● **WRITTEN PROBLEM**
Copy each line of the records that contains the word "момента".

Data records:
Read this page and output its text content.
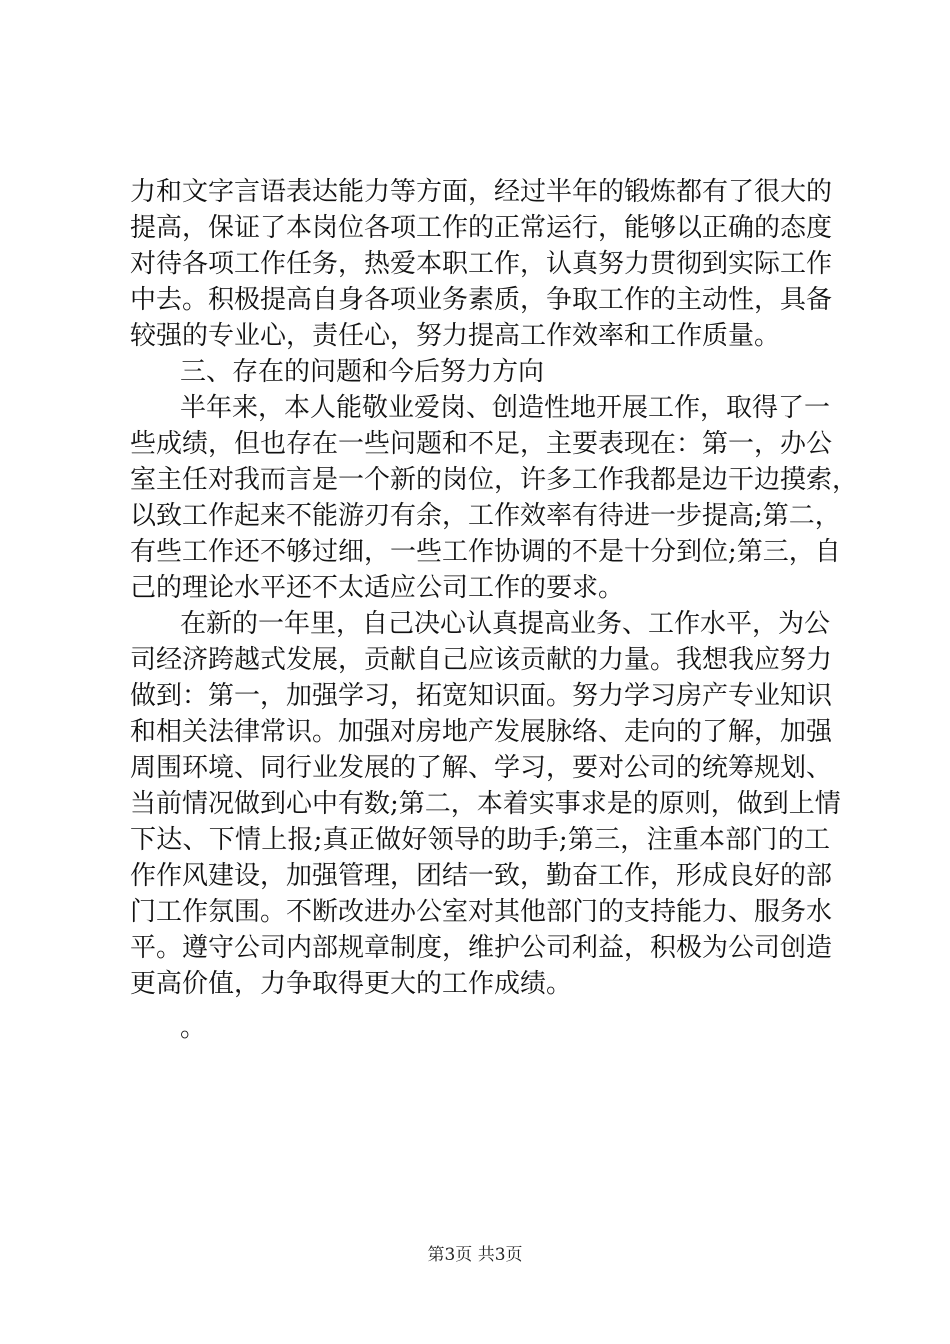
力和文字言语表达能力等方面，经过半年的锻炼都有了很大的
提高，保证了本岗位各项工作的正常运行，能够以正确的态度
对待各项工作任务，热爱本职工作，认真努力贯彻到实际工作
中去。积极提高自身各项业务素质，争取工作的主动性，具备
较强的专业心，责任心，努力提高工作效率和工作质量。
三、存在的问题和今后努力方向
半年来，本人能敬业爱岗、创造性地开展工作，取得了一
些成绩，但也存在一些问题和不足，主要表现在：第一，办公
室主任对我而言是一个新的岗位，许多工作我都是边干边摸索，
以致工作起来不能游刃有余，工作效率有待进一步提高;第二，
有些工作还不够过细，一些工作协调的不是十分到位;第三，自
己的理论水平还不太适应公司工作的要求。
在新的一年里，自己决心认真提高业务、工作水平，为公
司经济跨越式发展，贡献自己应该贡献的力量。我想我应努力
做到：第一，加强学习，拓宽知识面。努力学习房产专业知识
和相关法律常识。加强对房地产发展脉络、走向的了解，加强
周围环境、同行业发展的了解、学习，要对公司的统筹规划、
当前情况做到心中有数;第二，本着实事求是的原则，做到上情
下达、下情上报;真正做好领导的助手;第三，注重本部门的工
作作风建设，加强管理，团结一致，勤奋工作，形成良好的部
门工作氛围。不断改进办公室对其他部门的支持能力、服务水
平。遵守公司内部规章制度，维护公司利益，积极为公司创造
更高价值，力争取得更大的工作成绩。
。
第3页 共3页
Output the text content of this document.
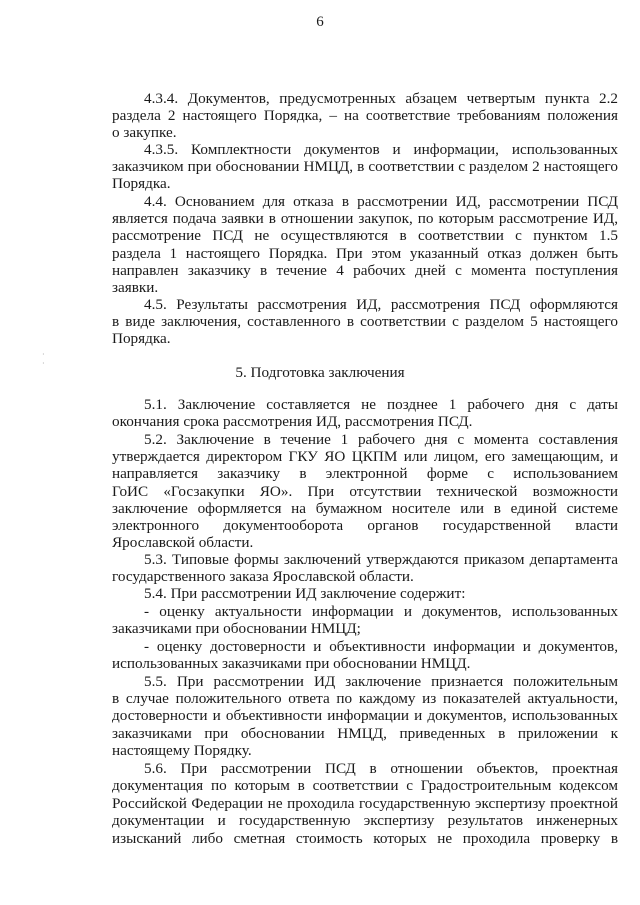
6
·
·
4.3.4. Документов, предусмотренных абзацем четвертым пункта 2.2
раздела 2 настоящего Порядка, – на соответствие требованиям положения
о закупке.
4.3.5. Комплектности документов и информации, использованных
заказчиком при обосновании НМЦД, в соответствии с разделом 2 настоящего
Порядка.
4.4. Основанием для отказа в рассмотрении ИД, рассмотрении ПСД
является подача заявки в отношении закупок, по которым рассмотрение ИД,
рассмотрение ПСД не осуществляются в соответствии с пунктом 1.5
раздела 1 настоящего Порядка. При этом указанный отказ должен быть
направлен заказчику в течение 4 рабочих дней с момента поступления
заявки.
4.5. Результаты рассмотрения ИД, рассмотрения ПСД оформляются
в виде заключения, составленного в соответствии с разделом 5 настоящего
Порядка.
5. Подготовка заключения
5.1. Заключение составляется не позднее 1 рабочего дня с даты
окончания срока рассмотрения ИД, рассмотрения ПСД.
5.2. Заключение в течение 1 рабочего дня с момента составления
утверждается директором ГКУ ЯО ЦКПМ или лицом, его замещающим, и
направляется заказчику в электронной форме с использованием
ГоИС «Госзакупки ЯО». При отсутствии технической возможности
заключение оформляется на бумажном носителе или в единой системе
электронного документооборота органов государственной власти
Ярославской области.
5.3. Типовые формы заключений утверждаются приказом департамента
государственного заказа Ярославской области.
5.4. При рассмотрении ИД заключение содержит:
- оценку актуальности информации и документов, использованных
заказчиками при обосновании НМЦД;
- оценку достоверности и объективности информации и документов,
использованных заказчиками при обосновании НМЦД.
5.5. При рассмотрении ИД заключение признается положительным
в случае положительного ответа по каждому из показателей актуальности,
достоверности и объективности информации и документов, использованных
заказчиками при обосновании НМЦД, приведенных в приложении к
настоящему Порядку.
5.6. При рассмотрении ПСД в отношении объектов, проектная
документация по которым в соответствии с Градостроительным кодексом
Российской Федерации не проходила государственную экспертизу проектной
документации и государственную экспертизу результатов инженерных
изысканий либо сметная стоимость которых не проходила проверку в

● **EXPECTED ANSWER**
направлен заказчику в течение 4 рабочих дней с момента поступления
5.2. Заключение в течение 1 рабочего дня с момента составления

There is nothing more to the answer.